[Figure record listings]
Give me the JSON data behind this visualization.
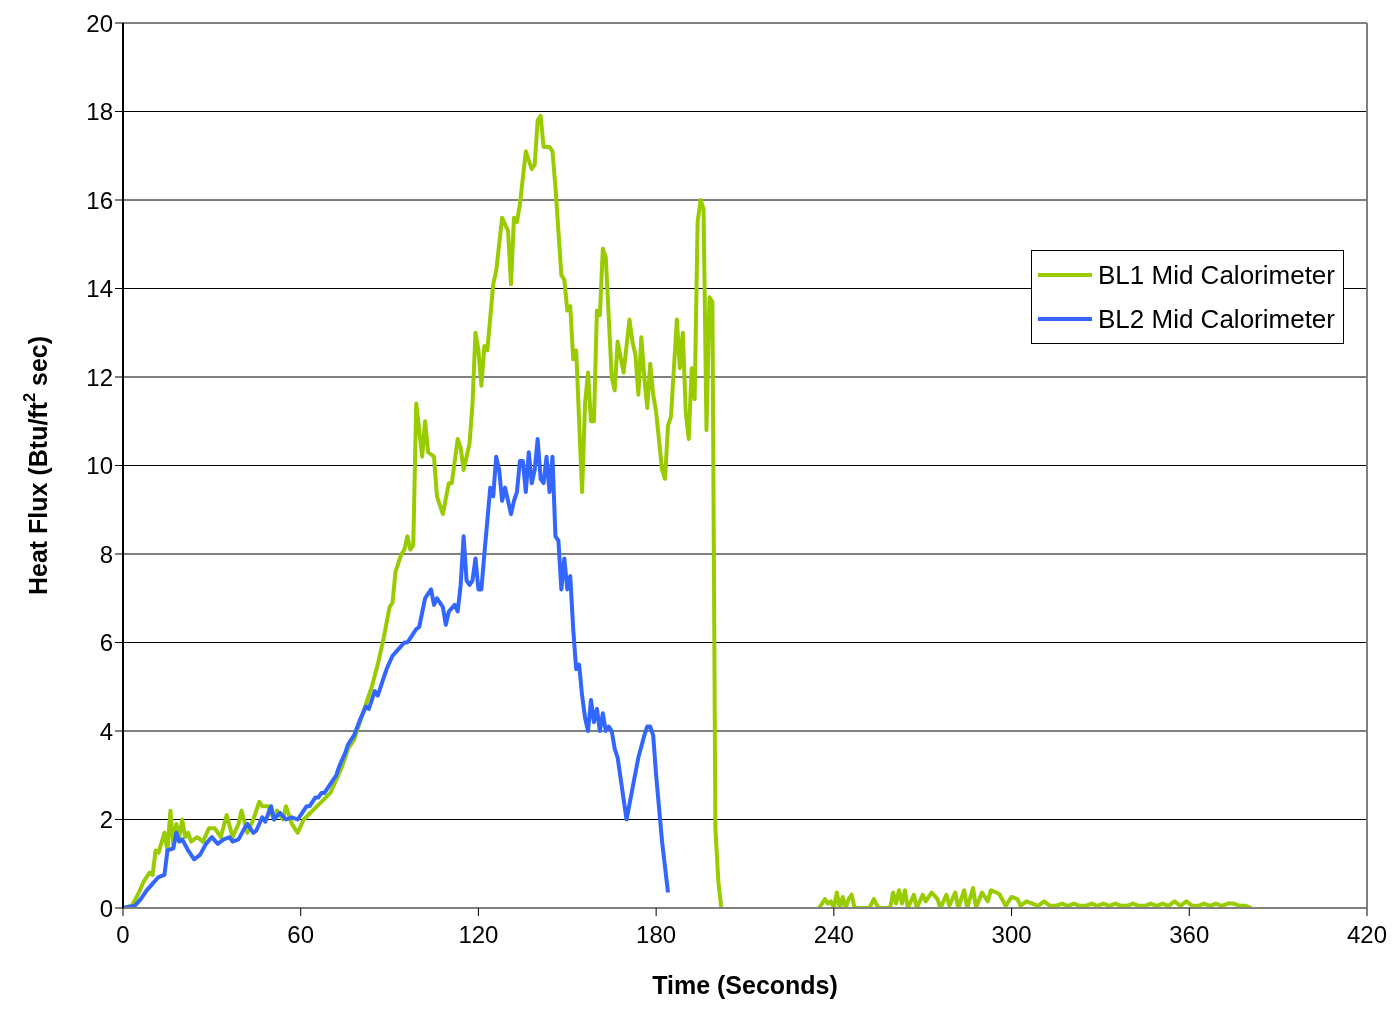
{
  "chart_data": {
    "type": "line",
    "xlabel": "Time (Seconds)",
    "ylabel": "Heat Flux (Btu/ft$^{2}$ sec)",
    "xlim": [
      0,
      420
    ],
    "xticks": [
      0,
      60,
      120,
      180,
      240,
      300,
      360,
      420
    ],
    "ylim": [
      0,
      20
    ],
    "yticks": [
      0,
      2,
      4,
      6,
      8,
      10,
      12,
      14,
      16,
      18,
      20
    ],
    "grid": "y",
    "legend": "right",
    "marker": "none",
    "line_style": "solid",
    "series": [
      {
        "name": "BL1 Mid Calorimeter",
        "color": "#99cc00",
        "x": [
          0,
          3,
          5,
          7,
          9,
          10,
          11,
          12,
          14,
          15,
          16,
          17,
          18,
          19,
          20,
          21,
          22,
          23,
          25,
          27,
          29,
          31,
          33,
          35,
          37,
          39,
          40,
          42,
          44,
          46,
          47,
          49,
          51,
          52,
          54,
          55,
          57,
          59,
          61,
          64,
          67,
          70,
          72,
          74,
          76,
          78,
          80,
          82,
          84,
          86,
          88,
          90,
          91,
          92,
          94,
          95,
          96,
          97,
          98,
          99,
          101,
          102,
          103,
          105,
          106,
          108,
          110,
          111,
          113,
          114,
          115,
          117,
          118,
          119,
          120,
          121,
          122,
          123,
          125,
          126,
          128,
          130,
          131,
          132,
          133,
          134,
          136,
          138,
          139,
          140,
          141,
          142,
          144,
          145,
          146,
          148,
          149,
          150,
          151,
          152,
          153,
          155,
          156,
          157,
          158,
          159,
          160,
          161,
          162,
          163,
          165,
          166,
          167,
          169,
          171,
          172,
          173,
          174,
          175,
          176,
          177,
          178,
          179,
          180,
          182,
          183,
          184,
          185,
          187,
          188,
          189,
          190,
          191,
          192,
          193,
          194,
          195,
          196,
          197,
          198,
          199,
          200,
          201,
          202,
          218,
          235,
          236,
          237,
          238,
          239,
          240,
          241,
          242,
          243,
          244,
          245,
          246,
          247,
          252,
          253.5,
          255,
          259,
          260,
          261,
          262,
          263,
          264,
          265,
          267,
          268,
          270,
          271,
          273,
          275,
          276,
          278,
          279,
          281,
          282,
          284,
          285,
          287,
          288,
          290,
          292,
          293,
          295,
          296,
          298,
          300,
          302,
          303,
          305,
          307,
          309,
          311,
          313,
          315,
          317,
          319,
          321,
          323,
          325,
          327,
          329,
          331,
          333,
          335,
          337,
          339,
          341,
          343,
          345,
          347,
          349,
          351,
          353,
          355,
          357,
          359,
          361,
          363,
          365,
          367,
          369,
          371,
          373,
          375,
          377,
          379,
          381
        ],
        "values": [
          0,
          0.05,
          0.3,
          0.6,
          0.8,
          0.75,
          1.3,
          1.25,
          1.7,
          1.3,
          2.2,
          1.4,
          1.9,
          1.6,
          2.0,
          1.6,
          1.7,
          1.5,
          1.6,
          1.5,
          1.8,
          1.8,
          1.6,
          2.1,
          1.6,
          1.9,
          2.2,
          1.7,
          2.0,
          2.4,
          2.3,
          2.3,
          2.0,
          2.2,
          2.0,
          2.3,
          1.9,
          1.7,
          2.0,
          2.2,
          2.4,
          2.6,
          2.9,
          3.2,
          3.6,
          3.8,
          4.2,
          4.6,
          5.0,
          5.5,
          6.1,
          6.8,
          6.9,
          7.6,
          8.0,
          8.1,
          8.4,
          8.1,
          8.2,
          11.4,
          10.2,
          11.0,
          10.3,
          10.2,
          9.3,
          8.9,
          9.6,
          9.6,
          10.6,
          10.4,
          9.9,
          10.5,
          11.4,
          13.0,
          12.6,
          11.8,
          12.7,
          12.6,
          14.1,
          14.4,
          15.6,
          15.3,
          14.1,
          15.6,
          15.5,
          15.9,
          17.1,
          16.7,
          16.8,
          17.8,
          17.9,
          17.2,
          17.2,
          17.1,
          16.3,
          14.3,
          14.2,
          13.5,
          13.6,
          12.4,
          12.6,
          9.4,
          11.4,
          12.1,
          11.0,
          11.0,
          13.5,
          13.4,
          14.9,
          14.7,
          12.0,
          11.7,
          12.8,
          12.1,
          13.3,
          12.8,
          12.5,
          11.6,
          12.9,
          12.0,
          11.3,
          12.3,
          11.6,
          11.2,
          9.9,
          9.7,
          10.9,
          11.1,
          13.3,
          12.2,
          13.0,
          11.2,
          10.6,
          12.2,
          11.5,
          15.5,
          16.0,
          15.8,
          10.8,
          13.8,
          13.7,
          1.8,
          0.6,
          0,
          null,
          0,
          0.1,
          0.2,
          0.1,
          0.15,
          0,
          0.35,
          0,
          0.25,
          0,
          0.2,
          0.3,
          0,
          0,
          0.2,
          0,
          0,
          0.35,
          0.1,
          0.4,
          0.1,
          0.4,
          0,
          0.3,
          0,
          0.3,
          0.15,
          0.35,
          0.2,
          0,
          0.3,
          0.05,
          0.35,
          0,
          0.4,
          0,
          0.45,
          0,
          0.35,
          0.15,
          0.4,
          0.35,
          0.3,
          0.05,
          0.25,
          0.2,
          0.05,
          0.15,
          0.1,
          0.05,
          0.15,
          0.05,
          0.05,
          0.1,
          0.05,
          0.1,
          0.05,
          0.05,
          0.1,
          0.05,
          0.1,
          0.05,
          0.1,
          0.05,
          0.05,
          0.1,
          0.05,
          0.05,
          0.1,
          0.05,
          0.1,
          0.05,
          0.15,
          0.05,
          0.15,
          0.05,
          0.05,
          0.1,
          0.05,
          0.1,
          0.05,
          0.1,
          0.1,
          0.05,
          0.05,
          0
        ]
      },
      {
        "name": "BL2 Mid Calorimeter",
        "color": "#3366ff",
        "x": [
          0,
          4,
          6,
          8,
          10,
          12,
          14,
          15,
          17,
          18,
          19,
          20,
          22,
          24,
          26,
          28,
          30,
          32,
          34,
          36,
          37,
          39,
          41,
          42,
          44,
          45,
          47,
          48,
          50,
          51,
          53,
          55,
          57,
          59,
          61,
          62,
          63,
          65,
          66,
          67,
          68,
          70,
          72,
          73,
          75,
          76,
          78,
          80,
          82,
          83,
          85,
          86,
          88,
          89,
          91,
          93,
          95,
          96,
          97,
          99,
          100,
          102,
          104,
          105,
          106,
          108,
          109,
          110,
          112,
          113,
          114,
          115,
          116,
          117,
          118,
          119,
          120,
          121,
          122,
          124,
          125,
          126,
          127,
          128,
          129,
          131,
          132,
          133,
          134,
          135,
          136,
          137,
          138,
          139,
          140,
          141,
          142,
          143,
          144,
          145,
          146,
          147,
          148,
          149,
          150,
          151,
          152,
          153,
          154,
          155,
          156,
          157,
          158,
          159,
          160,
          161,
          162,
          163,
          164,
          165,
          166,
          167,
          170,
          172,
          174,
          176,
          177,
          178,
          179,
          180,
          182,
          184
        ],
        "values": [
          0,
          0.05,
          0.2,
          0.4,
          0.55,
          0.7,
          0.75,
          1.3,
          1.35,
          1.7,
          1.5,
          1.55,
          1.3,
          1.1,
          1.2,
          1.45,
          1.6,
          1.45,
          1.55,
          1.6,
          1.5,
          1.55,
          1.8,
          1.9,
          1.7,
          1.75,
          2.05,
          1.95,
          2.3,
          2.0,
          2.15,
          2.0,
          2.05,
          2.0,
          2.2,
          2.3,
          2.3,
          2.5,
          2.5,
          2.6,
          2.6,
          2.8,
          3.0,
          3.2,
          3.5,
          3.7,
          3.9,
          4.25,
          4.55,
          4.5,
          4.9,
          4.8,
          5.2,
          5.4,
          5.7,
          5.85,
          6.0,
          6.0,
          6.1,
          6.3,
          6.35,
          7.0,
          7.2,
          6.85,
          7.0,
          6.8,
          6.4,
          6.7,
          6.85,
          6.7,
          7.3,
          8.4,
          7.4,
          7.3,
          7.4,
          7.9,
          7.2,
          7.2,
          8.0,
          9.5,
          9.3,
          10.2,
          9.9,
          9.2,
          9.5,
          8.9,
          9.2,
          9.4,
          10.1,
          10.1,
          9.4,
          10.3,
          9.6,
          9.9,
          10.6,
          9.7,
          9.6,
          10.2,
          9.4,
          10.2,
          8.4,
          8.3,
          7.2,
          7.9,
          7.2,
          7.5,
          6.3,
          5.4,
          5.5,
          4.8,
          4.3,
          4.0,
          4.7,
          4.2,
          4.5,
          4.0,
          4.4,
          4.0,
          4.1,
          4.0,
          3.6,
          3.4,
          2.0,
          2.7,
          3.4,
          3.9,
          4.1,
          4.1,
          3.9,
          3.0,
          1.5,
          0.35
        ]
      }
    ]
  }
}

**Instructions to follow:**
Using the listing above, list every line in which the string "Calorimeter" occurs.

**Solved problem:**
        "name": "BL1 Mid Calorimeter",
        "name": "BL2 Mid Calorimeter",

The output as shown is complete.